_Given request_:
Repeat every line of the material, character for character.

◇ ◇ ◇ ◇ ◇

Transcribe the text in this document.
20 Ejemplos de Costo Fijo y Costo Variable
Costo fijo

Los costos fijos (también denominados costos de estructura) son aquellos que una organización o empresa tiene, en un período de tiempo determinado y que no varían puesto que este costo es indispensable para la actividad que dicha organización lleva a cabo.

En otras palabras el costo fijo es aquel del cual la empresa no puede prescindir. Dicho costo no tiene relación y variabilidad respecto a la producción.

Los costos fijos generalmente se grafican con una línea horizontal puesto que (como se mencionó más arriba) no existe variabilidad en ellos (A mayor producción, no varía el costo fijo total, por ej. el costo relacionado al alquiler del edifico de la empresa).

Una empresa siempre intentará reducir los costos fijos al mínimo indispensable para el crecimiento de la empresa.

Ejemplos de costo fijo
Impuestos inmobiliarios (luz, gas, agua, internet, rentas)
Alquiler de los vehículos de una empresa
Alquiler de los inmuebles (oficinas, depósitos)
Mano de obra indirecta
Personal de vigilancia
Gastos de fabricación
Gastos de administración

◇ ◇ ◇ ◇ ◇

_Solution to this task_:
Transcribe the text in this document.
20 Ejemplos de Costo Fijo y Costo Variable
Costo fijo

Los costos fijos (también denominados costos de estructura) son aquellos que una organización o empresa tiene, en un período de tiempo determinado y que no varían puesto que este costo es indispensable para la actividad que dicha organización lleva a cabo.

En otras palabras el costo fijo es aquel del cual la empresa no puede prescindir. Dicho costo no tiene relación y variabilidad respecto a la producción.

Los costos fijos generalmente se grafican con una línea horizontal puesto que (como se mencionó más arriba) no existe variabilidad en ellos (A mayor producción, no varía el costo fijo total, por ej. el costo relacionado al alquiler del edifico de la empresa).

Una empresa siempre intentará reducir los costos fijos al mínimo indispensable para el crecimiento de la empresa.

Ejemplos de costo fijo
Impuestos inmobiliarios (luz, gas, agua, internet, rentas)
Alquiler de los vehículos de una empresa
Alquiler de los inmuebles (oficinas, depósitos)
Mano de obra indirecta
Personal de vigilancia
Gastos de fabricación
Gastos de administración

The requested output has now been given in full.